Reproduce all of the material exactly as shown.

### Record list
####################
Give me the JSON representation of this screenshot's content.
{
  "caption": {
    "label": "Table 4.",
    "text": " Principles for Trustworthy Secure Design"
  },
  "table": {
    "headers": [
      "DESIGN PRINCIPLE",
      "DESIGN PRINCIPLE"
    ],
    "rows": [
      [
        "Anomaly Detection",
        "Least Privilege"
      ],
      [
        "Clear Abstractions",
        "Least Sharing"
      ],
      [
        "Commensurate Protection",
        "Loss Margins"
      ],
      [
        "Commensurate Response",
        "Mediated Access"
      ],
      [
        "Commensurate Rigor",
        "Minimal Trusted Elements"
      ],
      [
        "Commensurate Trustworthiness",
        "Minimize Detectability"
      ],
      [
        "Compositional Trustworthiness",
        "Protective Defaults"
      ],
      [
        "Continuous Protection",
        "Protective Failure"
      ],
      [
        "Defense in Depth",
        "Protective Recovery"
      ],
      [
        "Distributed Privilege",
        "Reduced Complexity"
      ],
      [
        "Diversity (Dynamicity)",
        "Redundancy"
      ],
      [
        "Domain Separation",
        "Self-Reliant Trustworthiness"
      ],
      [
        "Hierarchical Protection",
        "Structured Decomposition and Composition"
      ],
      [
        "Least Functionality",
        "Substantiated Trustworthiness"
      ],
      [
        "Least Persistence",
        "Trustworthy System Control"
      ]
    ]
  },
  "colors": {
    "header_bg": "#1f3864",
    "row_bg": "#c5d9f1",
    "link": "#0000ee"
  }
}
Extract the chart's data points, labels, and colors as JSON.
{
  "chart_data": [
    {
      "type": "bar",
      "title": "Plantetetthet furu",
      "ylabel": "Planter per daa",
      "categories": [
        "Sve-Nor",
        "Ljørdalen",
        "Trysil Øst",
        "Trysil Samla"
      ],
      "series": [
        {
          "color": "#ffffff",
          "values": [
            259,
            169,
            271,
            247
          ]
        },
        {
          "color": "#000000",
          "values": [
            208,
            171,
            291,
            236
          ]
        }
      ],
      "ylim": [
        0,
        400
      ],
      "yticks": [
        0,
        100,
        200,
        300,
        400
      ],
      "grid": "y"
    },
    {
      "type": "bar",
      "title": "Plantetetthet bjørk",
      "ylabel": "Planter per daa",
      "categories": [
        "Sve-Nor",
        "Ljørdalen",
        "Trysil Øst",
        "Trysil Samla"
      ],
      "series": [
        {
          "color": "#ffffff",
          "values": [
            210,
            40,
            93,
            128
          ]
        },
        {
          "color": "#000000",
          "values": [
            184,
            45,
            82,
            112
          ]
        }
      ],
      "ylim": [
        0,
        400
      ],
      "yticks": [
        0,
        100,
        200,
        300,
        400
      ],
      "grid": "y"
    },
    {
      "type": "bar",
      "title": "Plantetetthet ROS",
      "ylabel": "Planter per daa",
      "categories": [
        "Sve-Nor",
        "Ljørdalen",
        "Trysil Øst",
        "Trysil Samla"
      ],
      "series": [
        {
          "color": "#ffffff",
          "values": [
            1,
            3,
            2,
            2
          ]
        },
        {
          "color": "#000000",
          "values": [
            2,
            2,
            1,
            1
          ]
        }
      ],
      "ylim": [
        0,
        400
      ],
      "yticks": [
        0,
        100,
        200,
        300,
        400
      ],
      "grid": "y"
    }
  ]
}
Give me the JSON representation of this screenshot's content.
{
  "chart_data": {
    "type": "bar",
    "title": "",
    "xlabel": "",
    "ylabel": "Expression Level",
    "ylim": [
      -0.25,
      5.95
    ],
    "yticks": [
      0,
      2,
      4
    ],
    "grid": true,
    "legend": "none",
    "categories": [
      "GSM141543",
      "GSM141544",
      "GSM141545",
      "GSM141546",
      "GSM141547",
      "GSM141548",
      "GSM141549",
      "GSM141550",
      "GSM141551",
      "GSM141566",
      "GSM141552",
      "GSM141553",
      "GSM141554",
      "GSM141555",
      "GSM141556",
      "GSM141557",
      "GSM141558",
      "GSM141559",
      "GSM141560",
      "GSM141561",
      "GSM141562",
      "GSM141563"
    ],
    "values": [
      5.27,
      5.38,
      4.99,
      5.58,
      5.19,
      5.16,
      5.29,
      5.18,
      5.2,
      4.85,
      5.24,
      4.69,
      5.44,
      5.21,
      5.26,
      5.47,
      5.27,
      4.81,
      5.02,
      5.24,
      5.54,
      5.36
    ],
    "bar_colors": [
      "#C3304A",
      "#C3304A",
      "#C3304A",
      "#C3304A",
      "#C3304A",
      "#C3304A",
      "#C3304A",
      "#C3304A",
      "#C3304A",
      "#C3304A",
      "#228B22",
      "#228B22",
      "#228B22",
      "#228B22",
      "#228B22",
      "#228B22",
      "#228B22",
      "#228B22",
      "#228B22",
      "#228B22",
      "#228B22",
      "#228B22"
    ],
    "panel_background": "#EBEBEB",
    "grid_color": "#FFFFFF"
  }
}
####################
### Written answer
Give me the JSON representation of this screenshot's content.
{
  "caption": {
    "label": "Table 4.",
    "text": " Principles for Trustworthy Secure Design"
  },
  "table": {
    "headers": [
      "DESIGN PRINCIPLE",
      "DESIGN PRINCIPLE"
    ],
    "rows": [
      [
        "Anomaly Detection",
        "Least Privilege"
      ],
      [
        "Clear Abstractions",
        "Least Sharing"
      ],
      [
        "Commensurate Protection",
        "Loss Margins"
      ],
      [
        "Commensurate Response",
        "Mediated Access"
      ],
      [
        "Commensurate Rigor",
        "Minimal Trusted Elements"
      ],
      [
        "Commensurate Trustworthiness",
        "Minimize Detectability"
      ],
      [
        "Compositional Trustworthiness",
        "Protective Defaults"
      ],
      [
        "Continuous Protection",
        "Protective Failure"
      ],
      [
        "Defense in Depth",
        "Protective Recovery"
      ],
      [
        "Distributed Privilege",
        "Reduced Complexity"
      ],
      [
        "Diversity (Dynamicity)",
        "Redundancy"
      ],
      [
        "Domain Separation",
        "Self-Reliant Trustworthiness"
      ],
      [
        "Hierarchical Protection",
        "Structured Decomposition and Composition"
      ],
      [
        "Least Functionality",
        "Substantiated Trustworthiness"
      ],
      [
        "Least Persistence",
        "Trustworthy System Control"
      ]
    ]
  },
  "colors": {
    "header_bg": "#1f3864",
    "row_bg": "#c5d9f1",
    "link": "#0000ee"
  }
}
Extract the chart's data points, labels, and colors as JSON.
{
  "chart_data": [
    {
      "type": "bar",
      "title": "Plantetetthet furu",
      "ylabel": "Planter per daa",
      "categories": [
        "Sve-Nor",
        "Ljørdalen",
        "Trysil Øst",
        "Trysil Samla"
      ],
      "series": [
        {
          "color": "#ffffff",
          "values": [
            259,
            169,
            271,
            247
          ]
        },
        {
          "color": "#000000",
          "values": [
            208,
            171,
            291,
            236
          ]
        }
      ],
      "ylim": [
        0,
        400
      ],
      "yticks": [
        0,
        100,
        200,
        300,
        400
      ],
      "grid": "y"
    },
    {
      "type": "bar",
      "title": "Plantetetthet bjørk",
      "ylabel": "Planter per daa",
      "categories": [
        "Sve-Nor",
        "Ljørdalen",
        "Trysil Øst",
        "Trysil Samla"
      ],
      "series": [
        {
          "color": "#ffffff",
          "values": [
            210,
            40,
            93,
            128
          ]
        },
        {
          "color": "#000000",
          "values": [
            184,
            45,
            82,
            112
          ]
        }
      ],
      "ylim": [
        0,
        400
      ],
      "yticks": [
        0,
        100,
        200,
        300,
        400
      ],
      "grid": "y"
    },
    {
      "type": "bar",
      "title": "Plantetetthet ROS",
      "ylabel": "Planter per daa",
      "categories": [
        "Sve-Nor",
        "Ljørdalen",
        "Trysil Øst",
        "Trysil Samla"
      ],
      "series": [
        {
          "color": "#ffffff",
          "values": [
            1,
            3,
            2,
            2
          ]
        },
        {
          "color": "#000000",
          "values": [
            2,
            2,
            1,
            1
          ]
        }
      ],
      "ylim": [
        0,
        400
      ],
      "yticks": [
        0,
        100,
        200,
        300,
        400
      ],
      "grid": "y"
    }
  ]
}
Give me the JSON representation of this screenshot's content.
{
  "chart_data": {
    "type": "bar",
    "title": "",
    "xlabel": "",
    "ylabel": "Expression Level",
    "ylim": [
      -0.25,
      5.95
    ],
    "yticks": [
      0,
      2,
      4
    ],
    "grid": true,
    "legend": "none",
    "categories": [
      "GSM141543",
      "GSM141544",
      "GSM141545",
      "GSM141546",
      "GSM141547",
      "GSM141548",
      "GSM141549",
      "GSM141550",
      "GSM141551",
      "GSM141566",
      "GSM141552",
      "GSM141553",
      "GSM141554",
      "GSM141555",
      "GSM141556",
      "GSM141557",
      "GSM141558",
      "GSM141559",
      "GSM141560",
      "GSM141561",
      "GSM141562",
      "GSM141563"
    ],
    "values": [
      5.27,
      5.38,
      4.99,
      5.58,
      5.19,
      5.16,
      5.29,
      5.18,
      5.2,
      4.85,
      5.24,
      4.69,
      5.44,
      5.21,
      5.26,
      5.47,
      5.27,
      4.81,
      5.02,
      5.24,
      5.54,
      5.36
    ],
    "bar_colors": [
      "#C3304A",
      "#C3304A",
      "#C3304A",
      "#C3304A",
      "#C3304A",
      "#C3304A",
      "#C3304A",
      "#C3304A",
      "#C3304A",
      "#C3304A",
      "#228B22",
      "#228B22",
      "#228B22",
      "#228B22",
      "#228B22",
      "#228B22",
      "#228B22",
      "#228B22",
      "#228B22",
      "#228B22",
      "#228B22",
      "#228B22"
    ],
    "panel_background": "#EBEBEB",
    "grid_color": "#FFFFFF"
  }
}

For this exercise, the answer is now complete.